Collected data

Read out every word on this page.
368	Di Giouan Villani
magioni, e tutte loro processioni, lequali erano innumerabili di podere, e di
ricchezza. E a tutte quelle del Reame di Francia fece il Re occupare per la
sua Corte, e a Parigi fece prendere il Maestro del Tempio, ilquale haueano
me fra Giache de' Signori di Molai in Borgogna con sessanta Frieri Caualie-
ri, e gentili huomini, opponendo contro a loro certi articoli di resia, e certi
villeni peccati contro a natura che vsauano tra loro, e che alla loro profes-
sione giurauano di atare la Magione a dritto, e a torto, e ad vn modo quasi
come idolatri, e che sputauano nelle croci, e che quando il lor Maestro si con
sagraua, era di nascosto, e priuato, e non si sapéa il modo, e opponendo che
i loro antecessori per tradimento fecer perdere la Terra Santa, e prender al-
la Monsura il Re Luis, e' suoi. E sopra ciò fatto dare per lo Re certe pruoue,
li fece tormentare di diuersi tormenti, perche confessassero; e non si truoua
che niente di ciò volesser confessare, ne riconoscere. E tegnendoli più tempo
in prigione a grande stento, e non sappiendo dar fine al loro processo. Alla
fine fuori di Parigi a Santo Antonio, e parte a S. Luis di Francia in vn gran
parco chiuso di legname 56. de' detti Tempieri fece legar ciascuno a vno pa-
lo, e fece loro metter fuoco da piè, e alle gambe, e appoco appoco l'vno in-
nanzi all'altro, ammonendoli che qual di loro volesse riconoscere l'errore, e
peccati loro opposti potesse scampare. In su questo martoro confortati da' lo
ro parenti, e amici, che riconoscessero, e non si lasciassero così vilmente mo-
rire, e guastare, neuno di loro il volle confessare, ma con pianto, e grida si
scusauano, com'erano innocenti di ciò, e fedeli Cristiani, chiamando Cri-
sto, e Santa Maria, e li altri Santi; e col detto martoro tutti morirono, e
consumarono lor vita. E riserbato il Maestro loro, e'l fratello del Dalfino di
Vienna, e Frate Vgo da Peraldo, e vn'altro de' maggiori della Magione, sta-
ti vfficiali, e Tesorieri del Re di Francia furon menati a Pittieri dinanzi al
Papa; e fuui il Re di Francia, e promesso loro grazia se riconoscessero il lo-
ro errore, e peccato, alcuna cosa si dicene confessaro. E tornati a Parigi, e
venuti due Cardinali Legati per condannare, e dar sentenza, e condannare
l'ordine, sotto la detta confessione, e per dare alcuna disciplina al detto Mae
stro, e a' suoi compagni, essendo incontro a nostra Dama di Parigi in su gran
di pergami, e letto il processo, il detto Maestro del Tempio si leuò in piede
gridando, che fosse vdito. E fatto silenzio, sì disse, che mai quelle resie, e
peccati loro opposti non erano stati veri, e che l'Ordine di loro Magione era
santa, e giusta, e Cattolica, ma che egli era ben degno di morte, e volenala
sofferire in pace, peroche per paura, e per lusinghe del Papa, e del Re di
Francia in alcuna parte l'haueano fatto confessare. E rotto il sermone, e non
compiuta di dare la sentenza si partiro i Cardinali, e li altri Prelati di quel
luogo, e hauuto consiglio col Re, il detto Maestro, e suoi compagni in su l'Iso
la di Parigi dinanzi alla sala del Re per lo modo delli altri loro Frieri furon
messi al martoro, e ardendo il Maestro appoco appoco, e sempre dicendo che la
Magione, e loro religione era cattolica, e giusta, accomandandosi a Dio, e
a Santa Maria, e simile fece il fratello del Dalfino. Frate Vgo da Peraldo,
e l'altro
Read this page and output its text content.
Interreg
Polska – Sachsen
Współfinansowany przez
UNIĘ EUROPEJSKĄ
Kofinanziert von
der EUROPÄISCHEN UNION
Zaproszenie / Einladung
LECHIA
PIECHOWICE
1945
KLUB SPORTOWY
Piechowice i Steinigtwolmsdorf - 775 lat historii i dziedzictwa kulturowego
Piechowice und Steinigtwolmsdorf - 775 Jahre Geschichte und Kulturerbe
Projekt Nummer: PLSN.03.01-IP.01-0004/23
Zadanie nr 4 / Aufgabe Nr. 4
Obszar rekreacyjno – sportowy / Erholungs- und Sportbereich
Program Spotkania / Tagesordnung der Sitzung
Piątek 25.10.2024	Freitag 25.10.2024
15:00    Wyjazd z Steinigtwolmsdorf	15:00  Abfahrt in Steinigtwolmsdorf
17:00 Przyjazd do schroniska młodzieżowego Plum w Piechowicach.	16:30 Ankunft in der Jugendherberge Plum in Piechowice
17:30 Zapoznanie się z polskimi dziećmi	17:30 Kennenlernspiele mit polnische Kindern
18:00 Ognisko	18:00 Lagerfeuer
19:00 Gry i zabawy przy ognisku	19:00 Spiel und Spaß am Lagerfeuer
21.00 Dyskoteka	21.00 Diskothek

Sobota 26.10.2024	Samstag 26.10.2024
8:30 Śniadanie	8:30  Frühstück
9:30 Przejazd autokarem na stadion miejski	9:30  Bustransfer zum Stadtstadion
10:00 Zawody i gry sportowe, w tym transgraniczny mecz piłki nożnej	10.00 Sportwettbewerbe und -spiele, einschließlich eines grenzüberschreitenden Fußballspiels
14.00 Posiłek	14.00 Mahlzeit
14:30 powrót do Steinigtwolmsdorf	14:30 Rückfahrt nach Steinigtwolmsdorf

**Instructions for the task**
Extract each line from the entries above that contains the string "Peraldo".

**Response**
Vienna, e Frate Vgo da Peraldo, e vn'altro de' maggiori della Magione, sta-
a Santa Maria, e simile fece il fratello del Dalfino. Frate Vgo da Peraldo,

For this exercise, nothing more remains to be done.